(Collection entries)
* * * * * * *

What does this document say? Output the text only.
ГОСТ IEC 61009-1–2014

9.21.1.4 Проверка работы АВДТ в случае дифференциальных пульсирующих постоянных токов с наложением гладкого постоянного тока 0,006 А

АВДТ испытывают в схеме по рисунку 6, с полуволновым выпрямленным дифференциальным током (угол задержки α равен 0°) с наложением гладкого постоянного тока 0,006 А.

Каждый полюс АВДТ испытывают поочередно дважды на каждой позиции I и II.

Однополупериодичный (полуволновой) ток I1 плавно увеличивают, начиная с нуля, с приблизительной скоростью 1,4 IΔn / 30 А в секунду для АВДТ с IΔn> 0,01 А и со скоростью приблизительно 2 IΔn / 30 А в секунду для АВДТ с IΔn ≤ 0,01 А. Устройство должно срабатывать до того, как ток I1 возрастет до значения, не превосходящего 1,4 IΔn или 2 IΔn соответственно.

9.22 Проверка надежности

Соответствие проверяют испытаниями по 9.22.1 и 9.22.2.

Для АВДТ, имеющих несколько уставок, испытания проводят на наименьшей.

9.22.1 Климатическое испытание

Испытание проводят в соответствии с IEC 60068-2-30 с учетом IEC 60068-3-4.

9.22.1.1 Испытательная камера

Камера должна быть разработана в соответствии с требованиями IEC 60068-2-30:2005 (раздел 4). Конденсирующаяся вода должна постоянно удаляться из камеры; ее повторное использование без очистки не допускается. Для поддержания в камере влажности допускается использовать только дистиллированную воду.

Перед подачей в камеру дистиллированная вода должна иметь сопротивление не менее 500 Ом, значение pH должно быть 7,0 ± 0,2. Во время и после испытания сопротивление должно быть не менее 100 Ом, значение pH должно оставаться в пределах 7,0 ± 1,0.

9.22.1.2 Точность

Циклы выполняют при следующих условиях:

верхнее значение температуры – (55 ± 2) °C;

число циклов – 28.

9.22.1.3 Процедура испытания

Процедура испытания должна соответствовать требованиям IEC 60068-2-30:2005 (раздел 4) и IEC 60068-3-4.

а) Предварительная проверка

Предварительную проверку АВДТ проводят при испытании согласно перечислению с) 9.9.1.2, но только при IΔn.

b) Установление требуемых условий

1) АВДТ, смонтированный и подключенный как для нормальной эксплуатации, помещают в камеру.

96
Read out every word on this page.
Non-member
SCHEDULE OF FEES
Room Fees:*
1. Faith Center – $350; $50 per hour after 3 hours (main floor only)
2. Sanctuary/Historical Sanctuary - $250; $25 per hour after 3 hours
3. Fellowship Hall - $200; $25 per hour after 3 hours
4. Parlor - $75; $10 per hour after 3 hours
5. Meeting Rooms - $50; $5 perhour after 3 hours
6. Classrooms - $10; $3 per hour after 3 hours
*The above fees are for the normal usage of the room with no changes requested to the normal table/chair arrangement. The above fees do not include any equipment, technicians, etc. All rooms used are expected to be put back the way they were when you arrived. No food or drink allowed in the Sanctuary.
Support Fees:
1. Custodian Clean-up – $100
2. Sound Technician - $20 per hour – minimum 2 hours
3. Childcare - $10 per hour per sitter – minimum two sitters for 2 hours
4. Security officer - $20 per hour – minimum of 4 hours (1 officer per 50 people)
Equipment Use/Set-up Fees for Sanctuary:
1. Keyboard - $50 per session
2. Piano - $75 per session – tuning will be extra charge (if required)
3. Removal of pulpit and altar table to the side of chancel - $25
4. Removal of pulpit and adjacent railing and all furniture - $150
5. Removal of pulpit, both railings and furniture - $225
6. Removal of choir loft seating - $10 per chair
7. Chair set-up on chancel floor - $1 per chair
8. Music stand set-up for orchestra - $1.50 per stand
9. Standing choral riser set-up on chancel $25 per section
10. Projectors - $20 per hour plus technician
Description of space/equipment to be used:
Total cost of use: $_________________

* * * * * * *

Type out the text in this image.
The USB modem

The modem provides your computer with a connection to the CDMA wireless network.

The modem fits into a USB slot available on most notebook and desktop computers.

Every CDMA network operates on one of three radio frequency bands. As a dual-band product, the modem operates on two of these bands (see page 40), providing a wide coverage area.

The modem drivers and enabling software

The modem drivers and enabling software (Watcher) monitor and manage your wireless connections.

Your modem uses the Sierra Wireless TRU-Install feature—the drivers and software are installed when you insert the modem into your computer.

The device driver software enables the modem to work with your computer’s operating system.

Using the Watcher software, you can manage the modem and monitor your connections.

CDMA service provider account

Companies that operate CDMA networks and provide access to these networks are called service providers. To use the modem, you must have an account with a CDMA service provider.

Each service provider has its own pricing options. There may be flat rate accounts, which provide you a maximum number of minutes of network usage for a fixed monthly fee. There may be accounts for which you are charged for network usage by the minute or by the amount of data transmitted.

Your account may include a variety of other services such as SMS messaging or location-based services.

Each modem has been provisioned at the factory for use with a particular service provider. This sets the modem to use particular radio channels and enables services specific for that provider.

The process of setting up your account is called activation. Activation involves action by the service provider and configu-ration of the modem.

* * * * * * *

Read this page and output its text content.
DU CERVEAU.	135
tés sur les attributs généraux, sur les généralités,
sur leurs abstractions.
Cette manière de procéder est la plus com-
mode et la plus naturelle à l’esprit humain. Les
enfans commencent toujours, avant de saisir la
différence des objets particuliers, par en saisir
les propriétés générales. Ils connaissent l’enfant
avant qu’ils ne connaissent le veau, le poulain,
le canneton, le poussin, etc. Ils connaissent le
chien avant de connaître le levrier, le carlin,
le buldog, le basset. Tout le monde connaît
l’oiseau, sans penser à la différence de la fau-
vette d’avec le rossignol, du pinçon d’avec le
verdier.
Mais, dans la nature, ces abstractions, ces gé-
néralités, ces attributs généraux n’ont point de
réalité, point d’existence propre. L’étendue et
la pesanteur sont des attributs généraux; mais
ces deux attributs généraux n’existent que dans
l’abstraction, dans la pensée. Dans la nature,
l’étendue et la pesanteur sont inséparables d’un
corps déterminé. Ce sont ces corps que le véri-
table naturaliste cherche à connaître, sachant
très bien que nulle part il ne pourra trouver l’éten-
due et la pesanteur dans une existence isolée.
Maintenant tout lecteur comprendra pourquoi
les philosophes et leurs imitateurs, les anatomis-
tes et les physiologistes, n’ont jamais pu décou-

* * * * * * *

What to do: Copy all lines from the material that hold "monitor".

Correct result:
The modem drivers and enabling software (Watcher) monitor and manage your wireless connections.
Using the Watcher software, you can manage the modem and monitor your connections.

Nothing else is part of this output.